* [Directions for this task]: Comb through the entries for "Talent" and pull out each line that holds it.

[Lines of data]
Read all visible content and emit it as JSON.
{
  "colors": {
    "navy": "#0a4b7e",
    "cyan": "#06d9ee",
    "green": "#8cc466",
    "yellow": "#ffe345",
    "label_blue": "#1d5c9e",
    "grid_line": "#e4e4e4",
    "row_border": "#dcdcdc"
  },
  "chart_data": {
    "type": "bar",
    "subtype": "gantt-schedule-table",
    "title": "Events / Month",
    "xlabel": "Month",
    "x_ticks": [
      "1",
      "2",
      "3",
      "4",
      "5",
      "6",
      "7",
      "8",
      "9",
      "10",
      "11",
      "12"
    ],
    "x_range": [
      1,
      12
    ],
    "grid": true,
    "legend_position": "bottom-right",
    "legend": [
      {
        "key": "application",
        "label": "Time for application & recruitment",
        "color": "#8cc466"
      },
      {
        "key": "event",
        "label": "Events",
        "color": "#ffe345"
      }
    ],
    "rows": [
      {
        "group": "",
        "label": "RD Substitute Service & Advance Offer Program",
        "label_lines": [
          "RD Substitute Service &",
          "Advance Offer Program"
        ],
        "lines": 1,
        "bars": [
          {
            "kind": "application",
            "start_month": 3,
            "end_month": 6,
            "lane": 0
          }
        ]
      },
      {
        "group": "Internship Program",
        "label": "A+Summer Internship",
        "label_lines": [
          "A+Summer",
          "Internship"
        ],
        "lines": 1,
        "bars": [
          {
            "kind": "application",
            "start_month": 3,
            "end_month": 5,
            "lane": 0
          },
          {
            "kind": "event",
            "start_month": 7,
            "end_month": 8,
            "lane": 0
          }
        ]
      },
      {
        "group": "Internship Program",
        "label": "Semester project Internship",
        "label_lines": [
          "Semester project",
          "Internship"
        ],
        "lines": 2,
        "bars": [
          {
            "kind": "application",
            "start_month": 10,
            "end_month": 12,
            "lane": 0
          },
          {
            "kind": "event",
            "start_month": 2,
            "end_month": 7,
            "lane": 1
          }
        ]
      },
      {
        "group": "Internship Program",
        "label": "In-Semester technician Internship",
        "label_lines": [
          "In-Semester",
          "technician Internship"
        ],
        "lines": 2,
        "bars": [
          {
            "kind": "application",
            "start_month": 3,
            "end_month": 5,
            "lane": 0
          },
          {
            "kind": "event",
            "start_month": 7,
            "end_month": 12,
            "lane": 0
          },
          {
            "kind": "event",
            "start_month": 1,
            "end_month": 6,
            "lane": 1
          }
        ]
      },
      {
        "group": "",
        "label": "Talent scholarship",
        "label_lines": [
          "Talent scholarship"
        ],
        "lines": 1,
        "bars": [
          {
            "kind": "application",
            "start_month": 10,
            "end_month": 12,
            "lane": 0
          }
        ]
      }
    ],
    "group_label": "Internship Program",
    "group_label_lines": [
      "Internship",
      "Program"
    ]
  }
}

* [In response]:
        "label": "Talent scholarship",
          "Talent scholarship"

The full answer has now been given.